**Written request:**
Copy out every record below with complete accuracy.

**** Input for this task

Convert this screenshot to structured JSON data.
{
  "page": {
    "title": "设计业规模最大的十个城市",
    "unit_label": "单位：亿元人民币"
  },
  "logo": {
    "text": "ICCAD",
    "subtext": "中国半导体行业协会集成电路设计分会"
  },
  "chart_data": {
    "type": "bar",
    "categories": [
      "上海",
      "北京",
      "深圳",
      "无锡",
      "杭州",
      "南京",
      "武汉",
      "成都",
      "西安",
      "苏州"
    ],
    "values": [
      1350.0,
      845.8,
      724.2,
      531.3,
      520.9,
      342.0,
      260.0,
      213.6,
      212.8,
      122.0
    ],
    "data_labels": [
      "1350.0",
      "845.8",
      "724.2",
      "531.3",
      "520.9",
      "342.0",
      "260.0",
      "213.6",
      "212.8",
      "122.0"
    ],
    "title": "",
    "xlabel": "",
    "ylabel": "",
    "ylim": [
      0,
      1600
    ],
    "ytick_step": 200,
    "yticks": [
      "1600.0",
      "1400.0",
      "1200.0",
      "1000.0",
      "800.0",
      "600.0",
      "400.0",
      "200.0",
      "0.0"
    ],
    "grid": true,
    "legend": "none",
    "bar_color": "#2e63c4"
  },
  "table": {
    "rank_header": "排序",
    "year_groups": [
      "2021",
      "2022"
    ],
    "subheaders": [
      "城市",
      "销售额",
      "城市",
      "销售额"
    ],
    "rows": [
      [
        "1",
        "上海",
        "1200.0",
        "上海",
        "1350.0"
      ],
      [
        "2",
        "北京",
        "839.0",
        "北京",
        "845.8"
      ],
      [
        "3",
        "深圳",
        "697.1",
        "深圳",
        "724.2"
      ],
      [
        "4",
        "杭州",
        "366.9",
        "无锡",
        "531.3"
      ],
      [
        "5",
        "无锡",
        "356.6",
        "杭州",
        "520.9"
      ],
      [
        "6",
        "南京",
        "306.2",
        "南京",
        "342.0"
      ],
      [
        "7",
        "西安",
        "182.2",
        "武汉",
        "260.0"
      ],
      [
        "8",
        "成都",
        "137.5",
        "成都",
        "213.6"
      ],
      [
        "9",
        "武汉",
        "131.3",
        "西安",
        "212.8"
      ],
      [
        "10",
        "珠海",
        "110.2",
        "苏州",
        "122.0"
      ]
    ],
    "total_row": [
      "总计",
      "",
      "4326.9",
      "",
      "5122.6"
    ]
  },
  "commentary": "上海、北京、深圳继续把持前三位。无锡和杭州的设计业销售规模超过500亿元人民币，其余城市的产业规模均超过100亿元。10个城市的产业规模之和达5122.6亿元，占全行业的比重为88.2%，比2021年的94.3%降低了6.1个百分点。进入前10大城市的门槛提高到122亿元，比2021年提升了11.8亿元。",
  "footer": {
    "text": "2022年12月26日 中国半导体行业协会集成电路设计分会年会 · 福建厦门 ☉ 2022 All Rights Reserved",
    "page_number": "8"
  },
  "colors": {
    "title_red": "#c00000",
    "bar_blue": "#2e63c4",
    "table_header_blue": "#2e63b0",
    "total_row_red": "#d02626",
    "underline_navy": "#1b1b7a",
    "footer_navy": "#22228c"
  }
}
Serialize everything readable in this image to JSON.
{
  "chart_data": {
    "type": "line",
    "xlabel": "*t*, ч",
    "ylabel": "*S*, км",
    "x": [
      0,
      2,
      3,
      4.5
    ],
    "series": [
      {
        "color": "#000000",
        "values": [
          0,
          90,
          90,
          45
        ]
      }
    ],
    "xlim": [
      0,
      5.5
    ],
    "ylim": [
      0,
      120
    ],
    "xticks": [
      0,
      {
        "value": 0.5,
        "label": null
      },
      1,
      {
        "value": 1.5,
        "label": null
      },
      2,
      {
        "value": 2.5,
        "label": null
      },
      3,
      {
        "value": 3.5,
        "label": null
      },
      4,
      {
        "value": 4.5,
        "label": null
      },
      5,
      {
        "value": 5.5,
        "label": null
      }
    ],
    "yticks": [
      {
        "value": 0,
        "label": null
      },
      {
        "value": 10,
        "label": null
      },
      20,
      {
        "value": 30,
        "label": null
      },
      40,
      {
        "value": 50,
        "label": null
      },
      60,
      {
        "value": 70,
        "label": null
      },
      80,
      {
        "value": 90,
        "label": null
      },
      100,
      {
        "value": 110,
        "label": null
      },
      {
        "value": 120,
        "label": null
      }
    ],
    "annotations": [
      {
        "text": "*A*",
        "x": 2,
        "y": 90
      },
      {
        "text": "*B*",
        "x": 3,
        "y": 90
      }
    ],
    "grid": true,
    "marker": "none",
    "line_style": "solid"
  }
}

********

**Answer to this problem:**
Convert this screenshot to structured JSON data.
{
  "page": {
    "title": "设计业规模最大的十个城市",
    "unit_label": "单位：亿元人民币"
  },
  "logo": {
    "text": "ICCAD",
    "subtext": "中国半导体行业协会集成电路设计分会"
  },
  "chart_data": {
    "type": "bar",
    "categories": [
      "上海",
      "北京",
      "深圳",
      "无锡",
      "杭州",
      "南京",
      "武汉",
      "成都",
      "西安",
      "苏州"
    ],
    "values": [
      1350.0,
      845.8,
      724.2,
      531.3,
      520.9,
      342.0,
      260.0,
      213.6,
      212.8,
      122.0
    ],
    "data_labels": [
      "1350.0",
      "845.8",
      "724.2",
      "531.3",
      "520.9",
      "342.0",
      "260.0",
      "213.6",
      "212.8",
      "122.0"
    ],
    "title": "",
    "xlabel": "",
    "ylabel": "",
    "ylim": [
      0,
      1600
    ],
    "ytick_step": 200,
    "yticks": [
      "1600.0",
      "1400.0",
      "1200.0",
      "1000.0",
      "800.0",
      "600.0",
      "400.0",
      "200.0",
      "0.0"
    ],
    "grid": true,
    "legend": "none",
    "bar_color": "#2e63c4"
  },
  "table": {
    "rank_header": "排序",
    "year_groups": [
      "2021",
      "2022"
    ],
    "subheaders": [
      "城市",
      "销售额",
      "城市",
      "销售额"
    ],
    "rows": [
      [
        "1",
        "上海",
        "1200.0",
        "上海",
        "1350.0"
      ],
      [
        "2",
        "北京",
        "839.0",
        "北京",
        "845.8"
      ],
      [
        "3",
        "深圳",
        "697.1",
        "深圳",
        "724.2"
      ],
      [
        "4",
        "杭州",
        "366.9",
        "无锡",
        "531.3"
      ],
      [
        "5",
        "无锡",
        "356.6",
        "杭州",
        "520.9"
      ],
      [
        "6",
        "南京",
        "306.2",
        "南京",
        "342.0"
      ],
      [
        "7",
        "西安",
        "182.2",
        "武汉",
        "260.0"
      ],
      [
        "8",
        "成都",
        "137.5",
        "成都",
        "213.6"
      ],
      [
        "9",
        "武汉",
        "131.3",
        "西安",
        "212.8"
      ],
      [
        "10",
        "珠海",
        "110.2",
        "苏州",
        "122.0"
      ]
    ],
    "total_row": [
      "总计",
      "",
      "4326.9",
      "",
      "5122.6"
    ]
  },
  "commentary": "上海、北京、深圳继续把持前三位。无锡和杭州的设计业销售规模超过500亿元人民币，其余城市的产业规模均超过100亿元。10个城市的产业规模之和达5122.6亿元，占全行业的比重为88.2%，比2021年的94.3%降低了6.1个百分点。进入前10大城市的门槛提高到122亿元，比2021年提升了11.8亿元。",
  "footer": {
    "text": "2022年12月26日 中国半导体行业协会集成电路设计分会年会 · 福建厦门 ☉ 2022 All Rights Reserved",
    "page_number": "8"
  },
  "colors": {
    "title_red": "#c00000",
    "bar_blue": "#2e63c4",
    "table_header_blue": "#2e63b0",
    "total_row_red": "#d02626",
    "underline_navy": "#1b1b7a",
    "footer_navy": "#22228c"
  }
}
Serialize everything readable in this image to JSON.
{
  "chart_data": {
    "type": "line",
    "xlabel": "*t*, ч",
    "ylabel": "*S*, км",
    "x": [
      0,
      2,
      3,
      4.5
    ],
    "series": [
      {
        "color": "#000000",
        "values": [
          0,
          90,
          90,
          45
        ]
      }
    ],
    "xlim": [
      0,
      5.5
    ],
    "ylim": [
      0,
      120
    ],
    "xticks": [
      0,
      {
        "value": 0.5,
        "label": null
      },
      1,
      {
        "value": 1.5,
        "label": null
      },
      2,
      {
        "value": 2.5,
        "label": null
      },
      3,
      {
        "value": 3.5,
        "label": null
      },
      4,
      {
        "value": 4.5,
        "label": null
      },
      5,
      {
        "value": 5.5,
        "label": null
      }
    ],
    "yticks": [
      {
        "value": 0,
        "label": null
      },
      {
        "value": 10,
        "label": null
      },
      20,
      {
        "value": 30,
        "label": null
      },
      40,
      {
        "value": 50,
        "label": null
      },
      60,
      {
        "value": 70,
        "label": null
      },
      80,
      {
        "value": 90,
        "label": null
      },
      100,
      {
        "value": 110,
        "label": null
      },
      {
        "value": 120,
        "label": null
      }
    ],
    "annotations": [
      {
        "text": "*A*",
        "x": 2,
        "y": 90
      },
      {
        "text": "*B*",
        "x": 3,
        "y": 90
      }
    ],
    "grid": true,
    "marker": "none",
    "line_style": "solid"
  }
}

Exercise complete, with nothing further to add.